>> start Records for this exercise

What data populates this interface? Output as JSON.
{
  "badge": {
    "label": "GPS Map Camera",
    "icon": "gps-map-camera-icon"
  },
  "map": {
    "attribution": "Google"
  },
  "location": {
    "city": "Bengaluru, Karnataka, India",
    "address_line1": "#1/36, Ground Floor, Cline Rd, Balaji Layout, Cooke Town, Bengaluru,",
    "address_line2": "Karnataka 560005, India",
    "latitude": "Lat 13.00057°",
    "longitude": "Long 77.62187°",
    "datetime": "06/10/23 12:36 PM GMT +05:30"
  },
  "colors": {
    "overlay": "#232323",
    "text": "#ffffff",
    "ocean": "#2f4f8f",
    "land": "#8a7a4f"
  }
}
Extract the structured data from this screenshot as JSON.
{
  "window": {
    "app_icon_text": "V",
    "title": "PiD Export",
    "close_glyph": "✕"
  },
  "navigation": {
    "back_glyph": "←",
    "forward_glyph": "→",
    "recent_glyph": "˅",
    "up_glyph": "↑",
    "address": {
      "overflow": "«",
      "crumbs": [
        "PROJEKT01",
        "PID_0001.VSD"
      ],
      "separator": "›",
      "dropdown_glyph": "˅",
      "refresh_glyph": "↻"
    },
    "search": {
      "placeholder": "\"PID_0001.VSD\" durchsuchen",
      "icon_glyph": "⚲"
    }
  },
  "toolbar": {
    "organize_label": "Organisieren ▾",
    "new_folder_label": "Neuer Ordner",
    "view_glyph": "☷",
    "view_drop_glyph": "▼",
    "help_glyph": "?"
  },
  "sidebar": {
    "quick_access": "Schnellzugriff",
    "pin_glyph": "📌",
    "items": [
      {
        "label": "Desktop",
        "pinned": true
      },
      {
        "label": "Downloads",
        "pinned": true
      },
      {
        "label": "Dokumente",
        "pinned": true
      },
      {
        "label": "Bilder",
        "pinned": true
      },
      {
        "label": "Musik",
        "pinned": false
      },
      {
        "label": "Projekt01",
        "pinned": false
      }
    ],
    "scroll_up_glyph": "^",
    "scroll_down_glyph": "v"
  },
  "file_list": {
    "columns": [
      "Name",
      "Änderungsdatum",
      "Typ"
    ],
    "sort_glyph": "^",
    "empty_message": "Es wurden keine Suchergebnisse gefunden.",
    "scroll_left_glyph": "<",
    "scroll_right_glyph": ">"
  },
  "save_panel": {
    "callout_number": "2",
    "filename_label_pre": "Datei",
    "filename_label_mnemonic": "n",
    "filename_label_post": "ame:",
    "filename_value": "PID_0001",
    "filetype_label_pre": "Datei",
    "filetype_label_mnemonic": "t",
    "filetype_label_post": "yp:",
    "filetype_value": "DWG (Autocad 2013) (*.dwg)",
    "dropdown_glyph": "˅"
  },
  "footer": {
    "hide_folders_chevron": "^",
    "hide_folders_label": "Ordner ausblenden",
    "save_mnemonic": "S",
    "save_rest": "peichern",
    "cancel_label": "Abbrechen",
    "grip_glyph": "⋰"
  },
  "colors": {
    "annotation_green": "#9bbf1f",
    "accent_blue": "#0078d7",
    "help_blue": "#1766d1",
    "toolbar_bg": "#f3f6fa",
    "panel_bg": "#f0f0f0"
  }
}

>> end Records for this exercise
>> start Records for this exercise

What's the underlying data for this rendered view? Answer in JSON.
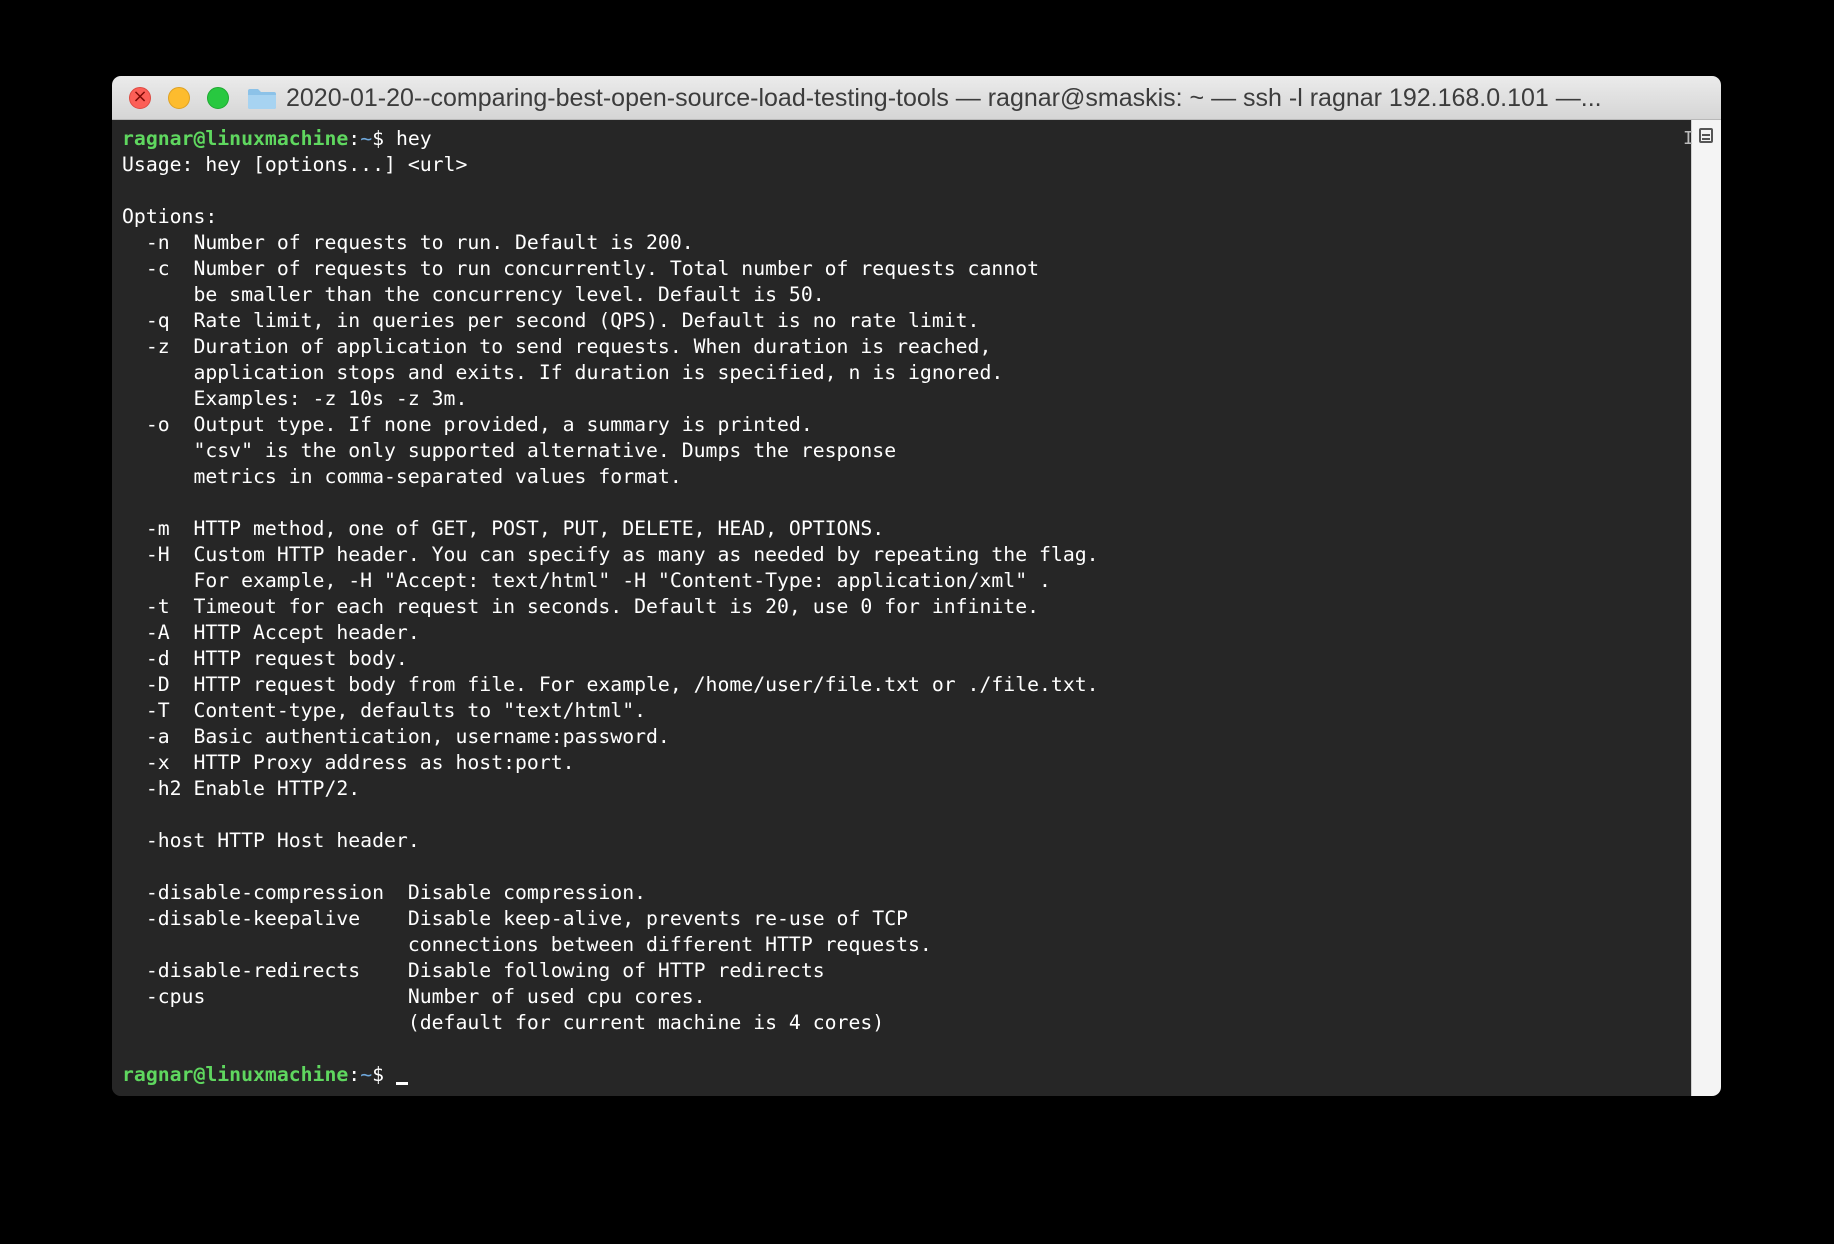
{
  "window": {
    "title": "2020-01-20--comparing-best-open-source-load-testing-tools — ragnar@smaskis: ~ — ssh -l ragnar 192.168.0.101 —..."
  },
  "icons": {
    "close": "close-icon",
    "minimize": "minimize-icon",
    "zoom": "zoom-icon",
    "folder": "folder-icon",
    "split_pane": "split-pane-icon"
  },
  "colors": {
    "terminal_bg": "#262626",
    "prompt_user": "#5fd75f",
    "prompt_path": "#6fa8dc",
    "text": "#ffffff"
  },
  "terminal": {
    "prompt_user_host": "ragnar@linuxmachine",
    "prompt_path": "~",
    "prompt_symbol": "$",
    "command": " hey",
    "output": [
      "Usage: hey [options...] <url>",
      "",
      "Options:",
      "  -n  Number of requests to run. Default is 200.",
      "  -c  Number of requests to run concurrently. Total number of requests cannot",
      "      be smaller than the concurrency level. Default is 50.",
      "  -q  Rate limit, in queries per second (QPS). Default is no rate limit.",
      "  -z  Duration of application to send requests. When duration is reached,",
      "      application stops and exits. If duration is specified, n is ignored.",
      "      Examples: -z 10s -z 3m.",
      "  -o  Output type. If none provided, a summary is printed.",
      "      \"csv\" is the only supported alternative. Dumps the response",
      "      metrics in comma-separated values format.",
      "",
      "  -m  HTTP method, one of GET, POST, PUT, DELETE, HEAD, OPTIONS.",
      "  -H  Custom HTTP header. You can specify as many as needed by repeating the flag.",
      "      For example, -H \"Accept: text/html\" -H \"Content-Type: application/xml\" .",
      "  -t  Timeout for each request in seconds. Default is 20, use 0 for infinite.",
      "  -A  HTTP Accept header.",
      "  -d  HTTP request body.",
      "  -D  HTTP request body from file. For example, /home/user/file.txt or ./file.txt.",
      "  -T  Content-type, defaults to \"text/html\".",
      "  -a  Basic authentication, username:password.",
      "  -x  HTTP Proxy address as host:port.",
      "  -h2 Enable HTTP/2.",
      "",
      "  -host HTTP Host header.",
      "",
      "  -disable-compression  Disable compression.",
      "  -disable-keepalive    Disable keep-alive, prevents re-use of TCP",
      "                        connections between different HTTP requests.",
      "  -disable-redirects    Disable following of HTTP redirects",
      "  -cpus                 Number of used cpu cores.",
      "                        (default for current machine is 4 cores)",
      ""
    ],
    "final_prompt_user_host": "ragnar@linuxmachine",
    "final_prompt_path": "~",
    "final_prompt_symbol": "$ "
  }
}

>> end Records for this exercise
>> start Records for this exercise

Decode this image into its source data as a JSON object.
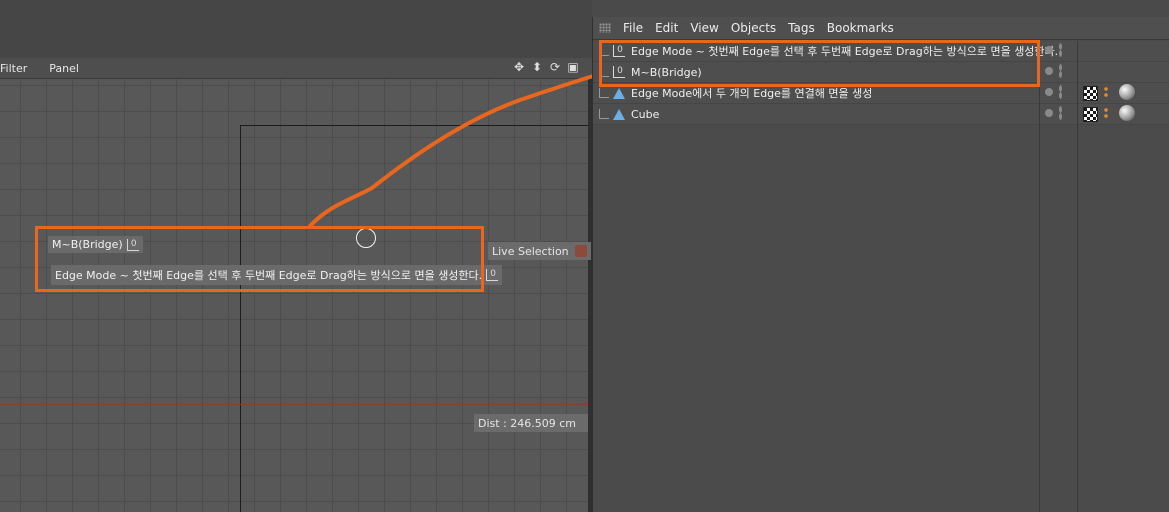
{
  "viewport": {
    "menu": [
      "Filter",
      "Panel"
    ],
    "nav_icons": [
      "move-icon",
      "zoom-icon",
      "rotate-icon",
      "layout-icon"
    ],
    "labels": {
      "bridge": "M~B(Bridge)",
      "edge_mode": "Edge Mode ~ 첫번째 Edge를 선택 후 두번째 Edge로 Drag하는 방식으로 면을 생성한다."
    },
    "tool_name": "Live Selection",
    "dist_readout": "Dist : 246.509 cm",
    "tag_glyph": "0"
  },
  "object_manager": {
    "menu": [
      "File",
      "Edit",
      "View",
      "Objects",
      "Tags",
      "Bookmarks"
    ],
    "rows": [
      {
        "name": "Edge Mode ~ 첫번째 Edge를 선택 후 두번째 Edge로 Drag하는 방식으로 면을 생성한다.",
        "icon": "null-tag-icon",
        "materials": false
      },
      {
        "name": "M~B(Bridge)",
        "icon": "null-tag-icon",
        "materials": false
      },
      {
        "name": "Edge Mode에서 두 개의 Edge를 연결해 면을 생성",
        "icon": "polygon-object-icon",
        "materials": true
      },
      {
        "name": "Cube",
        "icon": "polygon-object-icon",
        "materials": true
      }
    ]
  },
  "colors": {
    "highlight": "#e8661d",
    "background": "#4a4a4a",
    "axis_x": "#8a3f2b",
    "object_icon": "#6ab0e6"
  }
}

>> end Records for this exercise

● **Stated exercise**
In the entries above, find each line with the word "HTTP" and show it.

● **Correct answer**
      "  -m  HTTP method, one of GET, POST, PUT, DELETE, HEAD, OPTIONS.",
      "  -H  Custom HTTP header. You can specify as many as needed by repeating the flag.",
      "  -A  HTTP Accept header.",
      "  -d  HTTP request body.",
      "  -D  HTTP request body from file. For example, /home/user/file.txt or ./file.txt.",
      "  -x  HTTP Proxy address as host:port.",
      "  -h2 Enable HTTP/2.",
      "  -host HTTP Host header.",
      "                        connections between different HTTP requests.",
      "  -disable-redirects    Disable following of HTTP redirects",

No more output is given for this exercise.